▸ Task to carry out
Exactly repeat the full listing that follows.

[START Supplied records]

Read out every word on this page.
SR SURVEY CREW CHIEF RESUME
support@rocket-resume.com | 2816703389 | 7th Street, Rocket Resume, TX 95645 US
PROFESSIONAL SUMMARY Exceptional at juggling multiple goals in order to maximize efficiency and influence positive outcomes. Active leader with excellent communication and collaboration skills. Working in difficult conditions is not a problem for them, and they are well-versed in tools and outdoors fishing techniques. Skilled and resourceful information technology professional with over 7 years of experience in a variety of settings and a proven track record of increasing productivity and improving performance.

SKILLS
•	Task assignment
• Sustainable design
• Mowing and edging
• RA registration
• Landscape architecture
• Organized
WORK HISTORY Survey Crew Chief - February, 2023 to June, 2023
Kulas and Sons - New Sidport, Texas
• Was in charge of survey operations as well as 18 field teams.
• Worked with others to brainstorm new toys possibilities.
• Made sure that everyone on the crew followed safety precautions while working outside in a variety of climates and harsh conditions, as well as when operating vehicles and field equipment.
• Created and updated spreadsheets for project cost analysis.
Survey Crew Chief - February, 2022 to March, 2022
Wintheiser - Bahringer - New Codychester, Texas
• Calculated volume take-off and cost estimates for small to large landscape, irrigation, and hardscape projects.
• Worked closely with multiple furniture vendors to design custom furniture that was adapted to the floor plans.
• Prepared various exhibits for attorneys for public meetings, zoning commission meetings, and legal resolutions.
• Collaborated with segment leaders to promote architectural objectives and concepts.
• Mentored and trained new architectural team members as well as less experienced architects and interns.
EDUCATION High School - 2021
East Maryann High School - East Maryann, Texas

[END Supplied records]

▸ Task answer
Read out every word on this page.
SR SURVEY CREW CHIEF RESUME
support@rocket-resume.com | 2816703389 | 7th Street, Rocket Resume, TX 95645 US
PROFESSIONAL SUMMARY Exceptional at juggling multiple goals in order to maximize efficiency and influence positive outcomes. Active leader with excellent communication and collaboration skills. Working in difficult conditions is not a problem for them, and they are well-versed in tools and outdoors fishing techniques. Skilled and resourceful information technology professional with over 7 years of experience in a variety of settings and a proven track record of increasing productivity and improving performance.

SKILLS
•	Task assignment
• Sustainable design
• Mowing and edging
• RA registration
• Landscape architecture
• Organized
WORK HISTORY Survey Crew Chief - February, 2023 to June, 2023
Kulas and Sons - New Sidport, Texas
• Was in charge of survey operations as well as 18 field teams.
• Worked with others to brainstorm new toys possibilities.
• Made sure that everyone on the crew followed safety precautions while working outside in a variety of climates and harsh conditions, as well as when operating vehicles and field equipment.
• Created and updated spreadsheets for project cost analysis.
Survey Crew Chief - February, 2022 to March, 2022
Wintheiser - Bahringer - New Codychester, Texas
• Calculated volume take-off and cost estimates for small to large landscape, irrigation, and hardscape projects.
• Worked closely with multiple furniture vendors to design custom furniture that was adapted to the floor plans.
• Prepared various exhibits for attorneys for public meetings, zoning commission meetings, and legal resolutions.
• Collaborated with segment leaders to promote architectural objectives and concepts.
• Mentored and trained new architectural team members as well as less experienced architects and interns.
EDUCATION High School - 2021
East Maryann High School - East Maryann, Texas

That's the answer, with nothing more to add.